WHAT THE EXERCISE ASKS
Below is a block of records. Copy every line in it that contains the word "serving".

——

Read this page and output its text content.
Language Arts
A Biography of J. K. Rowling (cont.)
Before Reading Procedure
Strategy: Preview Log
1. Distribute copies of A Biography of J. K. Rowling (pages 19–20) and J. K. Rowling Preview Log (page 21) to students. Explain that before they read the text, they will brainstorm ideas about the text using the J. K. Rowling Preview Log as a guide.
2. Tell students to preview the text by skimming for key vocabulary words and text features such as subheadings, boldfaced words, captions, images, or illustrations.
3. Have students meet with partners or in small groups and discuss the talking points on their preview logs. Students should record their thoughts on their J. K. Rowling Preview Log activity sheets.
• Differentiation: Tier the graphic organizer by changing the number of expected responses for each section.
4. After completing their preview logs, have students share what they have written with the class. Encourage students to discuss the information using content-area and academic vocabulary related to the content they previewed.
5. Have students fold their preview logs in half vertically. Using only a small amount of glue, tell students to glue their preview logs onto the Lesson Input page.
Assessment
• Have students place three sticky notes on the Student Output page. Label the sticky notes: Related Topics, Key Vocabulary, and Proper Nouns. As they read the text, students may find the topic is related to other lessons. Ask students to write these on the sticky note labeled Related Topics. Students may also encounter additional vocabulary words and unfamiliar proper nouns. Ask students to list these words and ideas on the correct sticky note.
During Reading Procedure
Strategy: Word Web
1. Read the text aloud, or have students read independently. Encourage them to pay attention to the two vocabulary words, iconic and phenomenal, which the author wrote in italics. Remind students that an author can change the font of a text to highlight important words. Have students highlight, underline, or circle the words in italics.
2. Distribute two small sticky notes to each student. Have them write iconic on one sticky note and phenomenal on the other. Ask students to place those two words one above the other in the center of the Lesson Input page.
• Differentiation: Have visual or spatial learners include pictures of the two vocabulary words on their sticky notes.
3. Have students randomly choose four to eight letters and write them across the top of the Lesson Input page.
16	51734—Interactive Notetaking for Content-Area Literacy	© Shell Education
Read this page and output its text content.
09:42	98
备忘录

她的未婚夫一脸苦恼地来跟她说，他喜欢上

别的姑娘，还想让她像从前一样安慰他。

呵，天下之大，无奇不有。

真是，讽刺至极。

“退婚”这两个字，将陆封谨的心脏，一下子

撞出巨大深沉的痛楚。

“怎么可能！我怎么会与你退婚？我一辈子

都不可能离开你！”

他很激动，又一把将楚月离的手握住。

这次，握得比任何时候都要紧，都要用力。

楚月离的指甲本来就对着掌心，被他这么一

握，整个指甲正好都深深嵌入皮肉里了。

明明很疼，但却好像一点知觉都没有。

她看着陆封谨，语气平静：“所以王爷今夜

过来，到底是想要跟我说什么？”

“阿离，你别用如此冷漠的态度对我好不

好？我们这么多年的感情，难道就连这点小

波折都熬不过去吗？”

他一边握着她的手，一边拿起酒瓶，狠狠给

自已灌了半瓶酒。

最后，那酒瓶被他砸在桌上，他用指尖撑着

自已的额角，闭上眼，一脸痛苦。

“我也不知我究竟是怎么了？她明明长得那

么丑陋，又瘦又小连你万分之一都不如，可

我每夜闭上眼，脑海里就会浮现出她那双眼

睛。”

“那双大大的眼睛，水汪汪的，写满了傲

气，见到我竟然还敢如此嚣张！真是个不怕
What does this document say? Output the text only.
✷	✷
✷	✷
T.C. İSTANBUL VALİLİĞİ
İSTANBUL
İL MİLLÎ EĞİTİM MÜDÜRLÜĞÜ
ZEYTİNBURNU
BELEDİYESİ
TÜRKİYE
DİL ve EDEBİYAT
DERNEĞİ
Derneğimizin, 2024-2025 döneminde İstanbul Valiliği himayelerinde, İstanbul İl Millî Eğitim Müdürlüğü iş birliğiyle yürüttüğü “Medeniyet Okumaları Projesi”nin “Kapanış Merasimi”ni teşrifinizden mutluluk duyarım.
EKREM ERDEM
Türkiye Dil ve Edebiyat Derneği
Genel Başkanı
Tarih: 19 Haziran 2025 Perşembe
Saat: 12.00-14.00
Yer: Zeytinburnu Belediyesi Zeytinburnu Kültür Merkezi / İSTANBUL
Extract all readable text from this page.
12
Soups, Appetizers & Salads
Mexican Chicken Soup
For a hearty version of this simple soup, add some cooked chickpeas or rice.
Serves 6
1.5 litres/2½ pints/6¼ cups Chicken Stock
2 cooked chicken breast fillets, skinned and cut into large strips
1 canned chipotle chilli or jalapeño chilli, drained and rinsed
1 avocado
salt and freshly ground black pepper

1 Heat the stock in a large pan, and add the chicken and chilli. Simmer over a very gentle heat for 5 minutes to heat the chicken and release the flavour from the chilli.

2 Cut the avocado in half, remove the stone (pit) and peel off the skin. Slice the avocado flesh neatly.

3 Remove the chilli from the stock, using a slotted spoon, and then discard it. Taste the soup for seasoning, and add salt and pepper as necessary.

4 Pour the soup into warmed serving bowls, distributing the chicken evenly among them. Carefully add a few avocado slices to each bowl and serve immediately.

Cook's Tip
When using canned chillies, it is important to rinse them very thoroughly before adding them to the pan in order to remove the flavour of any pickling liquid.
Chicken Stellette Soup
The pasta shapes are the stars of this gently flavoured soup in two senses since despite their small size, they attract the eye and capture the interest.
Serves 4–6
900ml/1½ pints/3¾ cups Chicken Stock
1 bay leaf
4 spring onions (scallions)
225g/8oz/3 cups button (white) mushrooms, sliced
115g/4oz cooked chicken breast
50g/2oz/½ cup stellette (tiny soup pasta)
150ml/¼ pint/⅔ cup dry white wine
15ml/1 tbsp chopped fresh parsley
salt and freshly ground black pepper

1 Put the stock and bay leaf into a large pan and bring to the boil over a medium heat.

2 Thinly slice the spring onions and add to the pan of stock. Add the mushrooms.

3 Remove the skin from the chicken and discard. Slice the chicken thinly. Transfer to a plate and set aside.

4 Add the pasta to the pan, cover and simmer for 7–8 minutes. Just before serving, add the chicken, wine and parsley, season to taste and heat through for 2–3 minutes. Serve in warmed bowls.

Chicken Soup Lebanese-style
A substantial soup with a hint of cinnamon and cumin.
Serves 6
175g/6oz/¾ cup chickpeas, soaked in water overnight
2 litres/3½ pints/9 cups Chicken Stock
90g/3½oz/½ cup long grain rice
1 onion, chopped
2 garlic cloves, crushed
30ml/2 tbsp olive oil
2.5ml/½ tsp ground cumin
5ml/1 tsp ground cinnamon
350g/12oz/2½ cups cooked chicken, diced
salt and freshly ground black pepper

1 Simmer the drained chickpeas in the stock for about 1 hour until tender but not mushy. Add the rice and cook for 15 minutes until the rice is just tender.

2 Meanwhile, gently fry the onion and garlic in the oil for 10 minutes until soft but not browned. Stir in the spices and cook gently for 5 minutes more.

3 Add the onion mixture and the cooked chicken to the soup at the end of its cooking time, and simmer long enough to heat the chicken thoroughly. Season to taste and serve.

——

OUTPUT FOR THIS EXERCISE
4 Pour the soup into warmed serving bowls, distributing the chicken evenly among them. Carefully add a few avocado slices to each bowl and serve immediately.
4 Add the pasta to the pan, cover and simmer for 7–8 minutes. Just before serving, add the chicken, wine and parsley, season to taste and heat through for 2–3 minutes. Serve in warmed bowls.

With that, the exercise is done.